:: Required work ::
Find and copy every line in the records that includes the string "Lainnya".

:: Information shown ::
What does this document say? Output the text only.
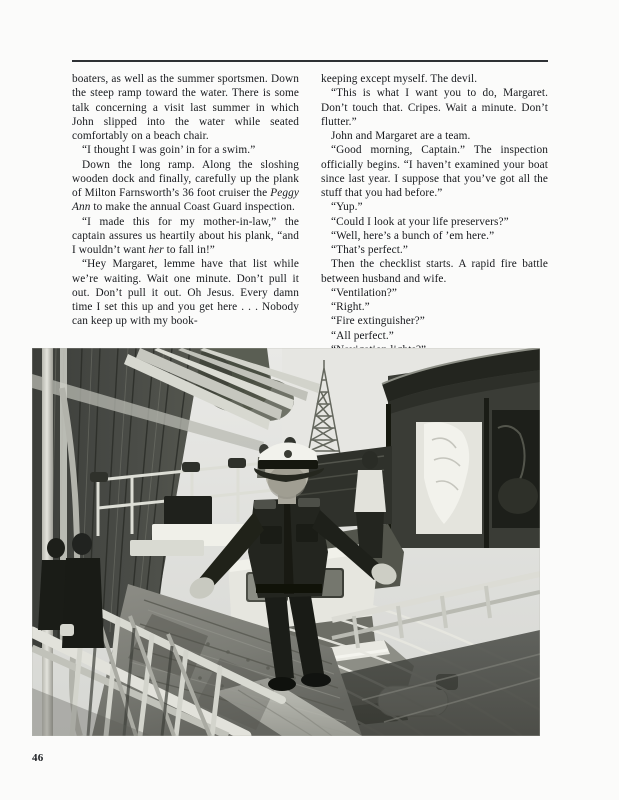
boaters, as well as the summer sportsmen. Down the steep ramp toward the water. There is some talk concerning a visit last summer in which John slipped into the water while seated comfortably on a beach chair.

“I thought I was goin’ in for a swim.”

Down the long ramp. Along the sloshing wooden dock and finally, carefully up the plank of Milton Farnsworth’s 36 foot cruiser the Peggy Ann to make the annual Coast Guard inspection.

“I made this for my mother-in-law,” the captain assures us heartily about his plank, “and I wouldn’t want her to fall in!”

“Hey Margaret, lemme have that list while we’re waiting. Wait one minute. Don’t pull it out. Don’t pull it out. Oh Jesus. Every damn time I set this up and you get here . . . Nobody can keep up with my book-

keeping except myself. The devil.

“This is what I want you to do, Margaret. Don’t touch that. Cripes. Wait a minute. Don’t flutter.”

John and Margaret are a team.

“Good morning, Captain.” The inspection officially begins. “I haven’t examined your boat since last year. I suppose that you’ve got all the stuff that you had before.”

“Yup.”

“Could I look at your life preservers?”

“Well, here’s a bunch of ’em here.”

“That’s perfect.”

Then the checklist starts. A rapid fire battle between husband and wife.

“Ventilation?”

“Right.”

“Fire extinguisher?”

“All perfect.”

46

* * *

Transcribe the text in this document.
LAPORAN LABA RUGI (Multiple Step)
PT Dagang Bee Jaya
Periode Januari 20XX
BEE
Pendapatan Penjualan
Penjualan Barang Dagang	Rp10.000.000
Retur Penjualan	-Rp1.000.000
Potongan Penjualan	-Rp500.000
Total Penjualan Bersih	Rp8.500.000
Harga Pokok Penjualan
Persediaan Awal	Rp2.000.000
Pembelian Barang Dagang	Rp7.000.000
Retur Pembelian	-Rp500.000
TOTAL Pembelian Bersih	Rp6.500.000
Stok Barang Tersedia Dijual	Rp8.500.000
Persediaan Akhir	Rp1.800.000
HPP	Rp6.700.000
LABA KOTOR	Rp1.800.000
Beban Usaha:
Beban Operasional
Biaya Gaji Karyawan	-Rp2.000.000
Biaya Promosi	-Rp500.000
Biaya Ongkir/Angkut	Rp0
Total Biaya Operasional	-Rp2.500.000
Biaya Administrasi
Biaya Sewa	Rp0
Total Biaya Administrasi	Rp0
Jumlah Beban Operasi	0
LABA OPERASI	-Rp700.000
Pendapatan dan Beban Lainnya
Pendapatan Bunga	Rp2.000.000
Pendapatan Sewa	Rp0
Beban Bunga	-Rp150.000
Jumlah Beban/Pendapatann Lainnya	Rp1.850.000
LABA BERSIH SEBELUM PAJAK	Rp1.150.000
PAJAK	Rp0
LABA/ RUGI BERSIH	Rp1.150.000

:: Answer to this exercise ::
Pendapatan dan Beban Lainnya
Jumlah Beban/Pendapatann Lainnya	Rp1.850.000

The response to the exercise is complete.